WRITTEN EXERCISE
Search the material below for the string "title" and list each line that holds it.
** begin TASK INPUTS **
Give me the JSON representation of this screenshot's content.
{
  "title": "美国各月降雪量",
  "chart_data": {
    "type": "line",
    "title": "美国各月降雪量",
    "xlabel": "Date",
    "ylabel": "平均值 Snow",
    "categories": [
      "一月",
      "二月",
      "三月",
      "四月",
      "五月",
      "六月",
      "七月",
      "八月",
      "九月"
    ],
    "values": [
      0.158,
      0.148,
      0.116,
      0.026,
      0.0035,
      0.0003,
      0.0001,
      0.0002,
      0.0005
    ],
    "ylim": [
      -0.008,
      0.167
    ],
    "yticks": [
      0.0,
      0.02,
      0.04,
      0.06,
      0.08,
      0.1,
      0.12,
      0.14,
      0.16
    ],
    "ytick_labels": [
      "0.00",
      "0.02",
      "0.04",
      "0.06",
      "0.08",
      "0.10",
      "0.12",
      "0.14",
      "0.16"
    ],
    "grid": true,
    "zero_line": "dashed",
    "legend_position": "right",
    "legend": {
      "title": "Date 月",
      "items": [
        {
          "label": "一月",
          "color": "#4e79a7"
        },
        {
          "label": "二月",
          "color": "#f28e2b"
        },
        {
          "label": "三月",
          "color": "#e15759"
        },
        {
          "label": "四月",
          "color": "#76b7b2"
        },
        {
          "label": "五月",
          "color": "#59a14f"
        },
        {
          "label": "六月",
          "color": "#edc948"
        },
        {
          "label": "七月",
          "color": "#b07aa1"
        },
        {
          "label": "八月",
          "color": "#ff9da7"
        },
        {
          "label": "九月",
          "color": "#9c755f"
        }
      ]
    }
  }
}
** end TASK INPUTS **
ANSWER TO THIS TASK
  "title": "美国各月降雪量",
    "title": "美国各月降雪量",
      "title": "Date 月",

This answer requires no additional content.